BEGIN Given records

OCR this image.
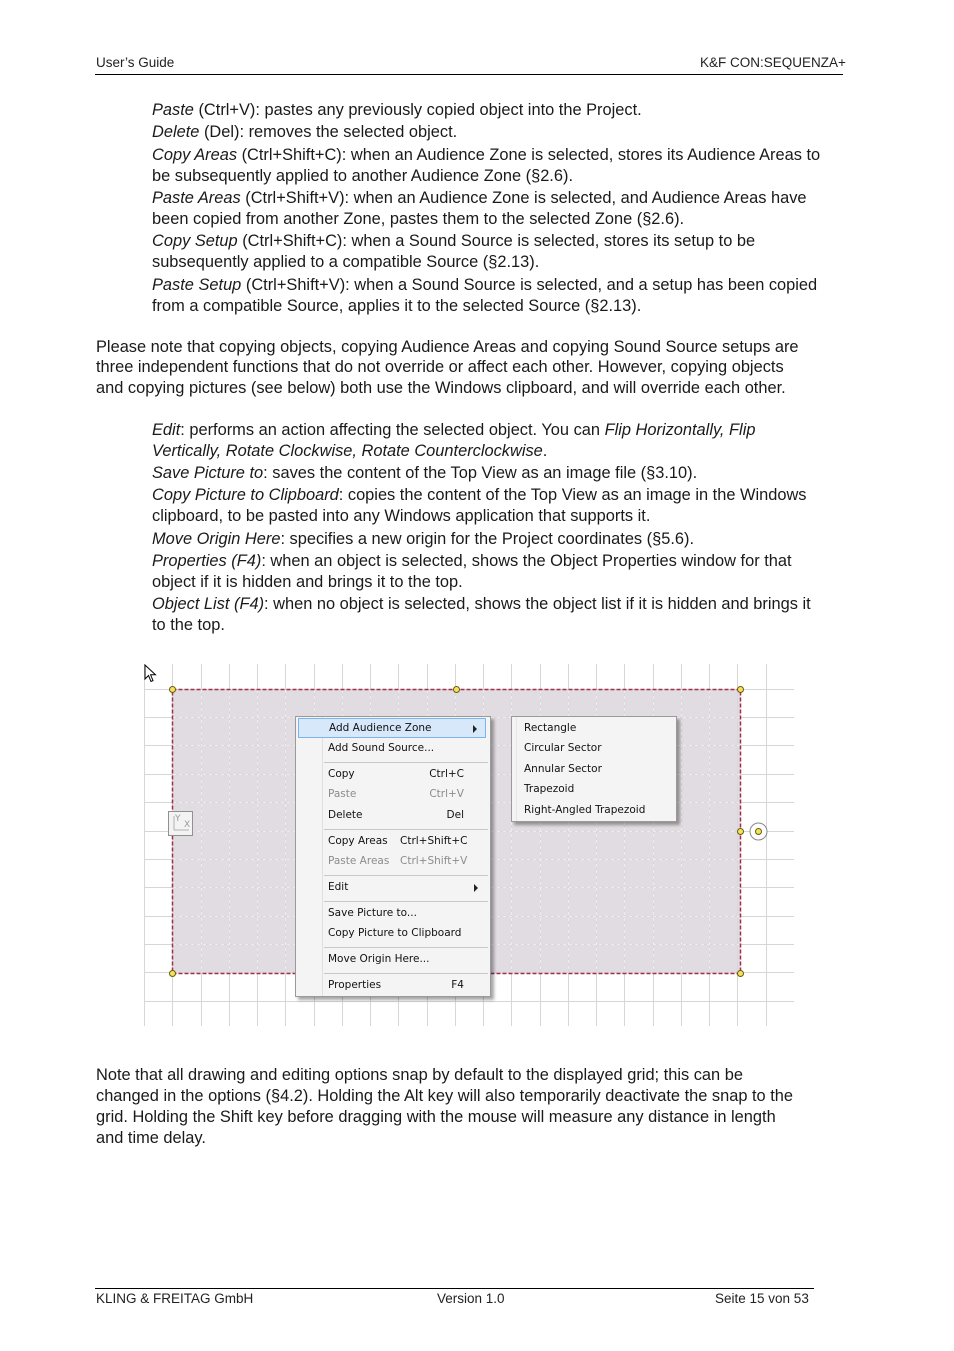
User’s Guide	K&F CON:SEQUENZA+
Paste (Ctrl+V): pastes any previously copied object into the Project.
Delete (Del): removes the selected object.
Copy Areas (Ctrl+Shift+C): when an Audience Zone is selected, stores its Audience Areas to
be subsequently applied to another Audience Zone (§2.6).
Paste Areas (Ctrl+Shift+V): when an Audience Zone is selected, and Audience Areas have
been copied from another Zone, pastes them to the selected Zone (§2.6).
Copy Setup (Ctrl+Shift+C): when a Sound Source is selected, stores its setup to be
subsequently applied to a compatible Source (§2.13).
Paste Setup (Ctrl+Shift+V): when a Sound Source is selected, and a setup has been copied
from a compatible Source, applies it to the selected Source (§2.13).
Please note that copying objects, copying Audience Areas and copying Sound Source setups are
three independent functions that do not override or affect each other. However, copying objects
and copying pictures (see below) both use the Windows clipboard, and will override each other.
Edit: performs an action affecting the selected object. You can Flip Horizontally, Flip
Vertically, Rotate Clockwise, Rotate Counterclockwise.
Save Picture to: saves the content of the Top View as an image file (§3.10).
Copy Picture to Clipboard: copies the content of the Top View as an image in the Windows
clipboard, to be pasted into any Windows application that supports it.
Move Origin Here: specifies a new origin for the Project coordinates (§5.6).
Properties (F4): when an object is selected, shows the Object Properties window for that
object if it is hidden and brings it to the top.
Object List (F4): when no object is selected, shows the object list if it is hidden and brings it
to the top.
Y
X
Add Audience Zone
Add Sound Source...
Copy	Ctrl+C
Paste	Ctrl+V
Delete	Del
Copy Areas Ctrl+Shift+C
Paste Areas Ctrl+Shift+V
Edit
Save Picture to...
Copy Picture to Clipboard
Move Origin Here...
Properties	F4
Rectangle
Circular Sector
Annular Sector
Trapezoid
Right-Angled Trapezoid
Note that all drawing and editing options snap by default to the displayed grid; this can be
changed in the options (§4.2). Holding the Alt key will also temporarily deactivate the snap to the
grid. Holding the Shift key before dragging with the mouse will measure any distance in length
and time delay.
KLING & FREITAG GmbH	Version 1.0	Seite 15 von 53
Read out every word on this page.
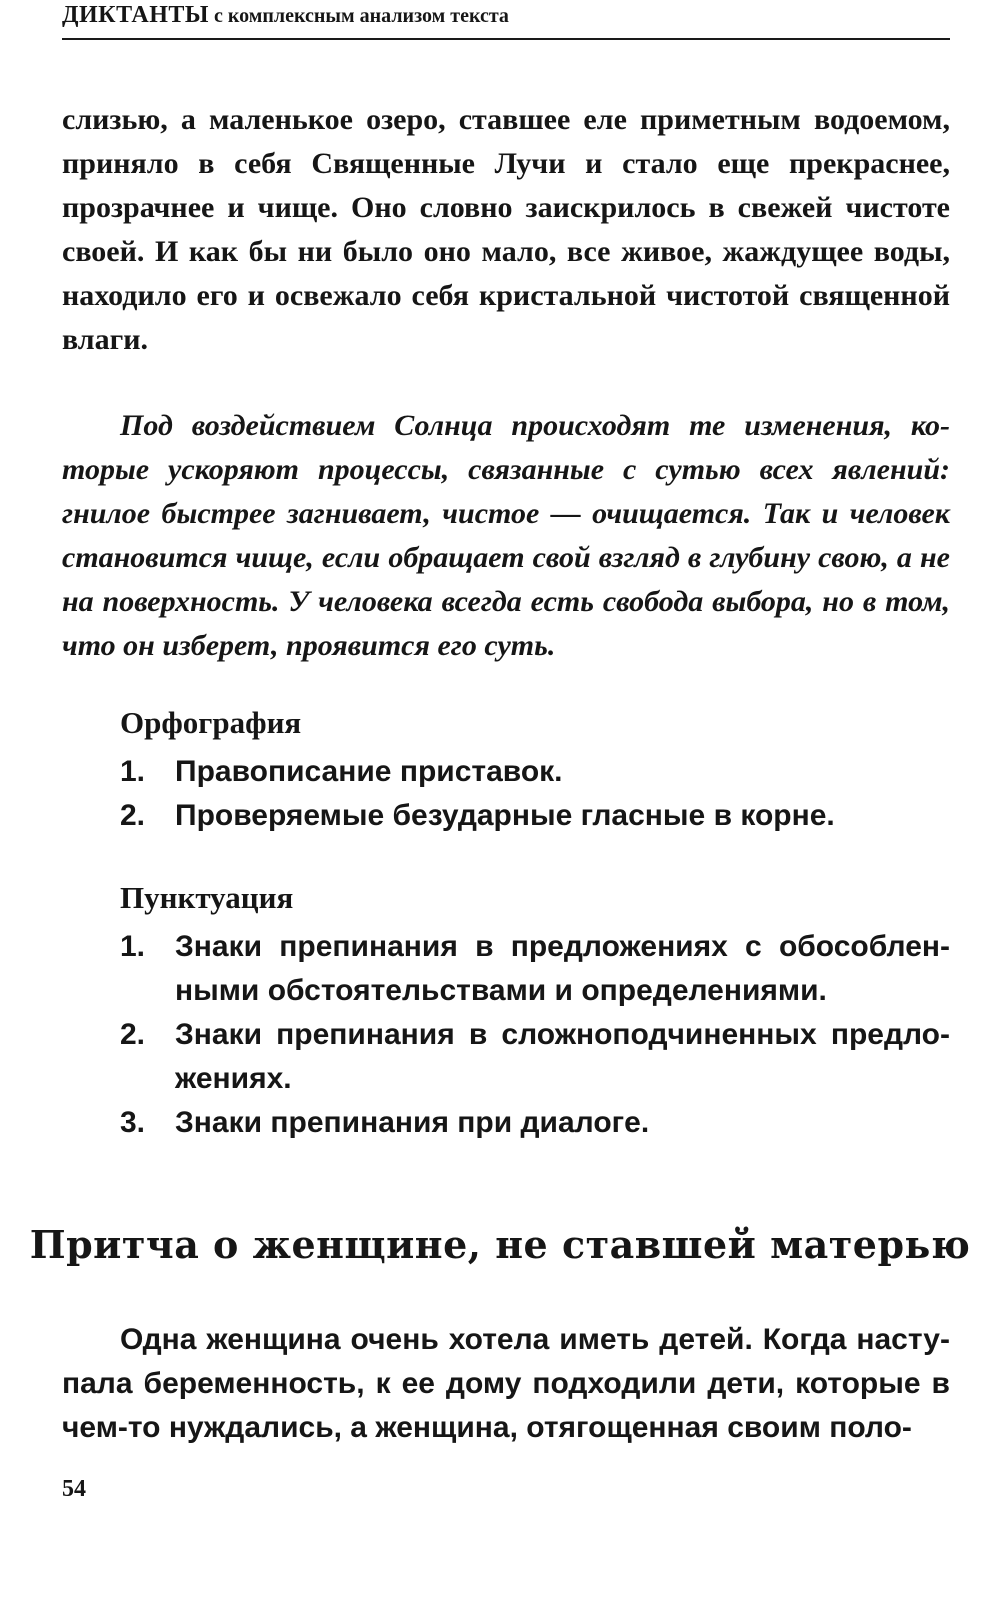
ДИКТАНТЫ с комплексным анализом текста

слизью, а маленькое озеро, ставшее еле приметным водоемом, приняло в себя Священные Лучи и стало еще прекраснее, прозрачнее и чище. Оно словно заискрилось в свежей чистоте своей. И как бы ни было оно мало, все живое, жаждущее воды, находило его и освежало себя кристальной чистотой священной влаги.

Под воздействием Солнца происходят те изменения, которые ускоряют процессы, связанные с сутью всех явлений: гнилое быстрее загнивает, чистое — очищается. Так и человек становится чище, если обращает свой взгляд в глубину свою, а не на поверхность. У человека всегда есть свобода выбора, но в том, что он изберет, проявится его суть.

Орфография
1. Правописание приставок.
2. Проверяемые безударные гласные в корне.
Пунктуация
1. Знаки препинания в предложениях с обособленными обстоятельствами и определениями.
2. Знаки препинания в сложноподчиненных предложениях.
3. Знаки препинания при диалоге.
Притча о женщине, не ставшей матерью

Одна женщина очень хотела иметь детей. Когда наступала беременность, к ее дому подходили дети, которые в чем-то нуждались, а женщина, отягощенная своим поло-

54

END Given records

# Your objective:
Copy out the whole listing exactly, and don't carry over any pictures.

# Solution to this exercise:
OCR this image.
User’s Guide	K&F CON:SEQUENZA+
Paste (Ctrl+V): pastes any previously copied object into the Project.
Delete (Del): removes the selected object.
Copy Areas (Ctrl+Shift+C): when an Audience Zone is selected, stores its Audience Areas to
be subsequently applied to another Audience Zone (§2.6).
Paste Areas (Ctrl+Shift+V): when an Audience Zone is selected, and Audience Areas have
been copied from another Zone, pastes them to the selected Zone (§2.6).
Copy Setup (Ctrl+Shift+C): when a Sound Source is selected, stores its setup to be
subsequently applied to a compatible Source (§2.13).
Paste Setup (Ctrl+Shift+V): when a Sound Source is selected, and a setup has been copied
from a compatible Source, applies it to the selected Source (§2.13).
Please note that copying objects, copying Audience Areas and copying Sound Source setups are
three independent functions that do not override or affect each other. However, copying objects
and copying pictures (see below) both use the Windows clipboard, and will override each other.
Edit: performs an action affecting the selected object. You can Flip Horizontally, Flip
Vertically, Rotate Clockwise, Rotate Counterclockwise.
Save Picture to: saves the content of the Top View as an image file (§3.10).
Copy Picture to Clipboard: copies the content of the Top View as an image in the Windows
clipboard, to be pasted into any Windows application that supports it.
Move Origin Here: specifies a new origin for the Project coordinates (§5.6).
Properties (F4): when an object is selected, shows the Object Properties window for that
object if it is hidden and brings it to the top.
Object List (F4): when no object is selected, shows the object list if it is hidden and brings it
to the top.
Y
X
Add Audience Zone
Add Sound Source...
Copy	Ctrl+C
Paste	Ctrl+V
Delete	Del
Copy Areas Ctrl+Shift+C
Paste Areas Ctrl+Shift+V
Edit
Save Picture to...
Copy Picture to Clipboard
Move Origin Here...
Properties	F4
Rectangle
Circular Sector
Annular Sector
Trapezoid
Right-Angled Trapezoid
Note that all drawing and editing options snap by default to the displayed grid; this can be
changed in the options (§4.2). Holding the Alt key will also temporarily deactivate the snap to the
grid. Holding the Shift key before dragging with the mouse will measure any distance in length
and time delay.
KLING & FREITAG GmbH	Version 1.0	Seite 15 von 53
Read out every word on this page.
ДИКТАНТЫ с комплексным анализом текста

слизью, а маленькое озеро, ставшее еле приметным водоемом, приняло в себя Священные Лучи и стало еще прекраснее, прозрачнее и чище. Оно словно заискрилось в свежей чистоте своей. И как бы ни было оно мало, все живое, жаждущее воды, находило его и освежало себя кристальной чистотой священной влаги.

Под воздействием Солнца происходят те изменения, которые ускоряют процессы, связанные с сутью всех явлений: гнилое быстрее загнивает, чистое — очищается. Так и человек становится чище, если обращает свой взгляд в глубину свою, а не на поверхность. У человека всегда есть свобода выбора, но в том, что он изберет, проявится его суть.

Орфография
1. Правописание приставок.
2. Проверяемые безударные гласные в корне.
Пунктуация
1. Знаки препинания в предложениях с обособленными обстоятельствами и определениями.
2. Знаки препинания в сложноподчиненных предложениях.
3. Знаки препинания при диалоге.
Притча о женщине, не ставшей матерью

Одна женщина очень хотела иметь детей. Когда наступала беременность, к ее дому подходили дети, которые в чем-то нуждались, а женщина, отягощенная своим поло-

54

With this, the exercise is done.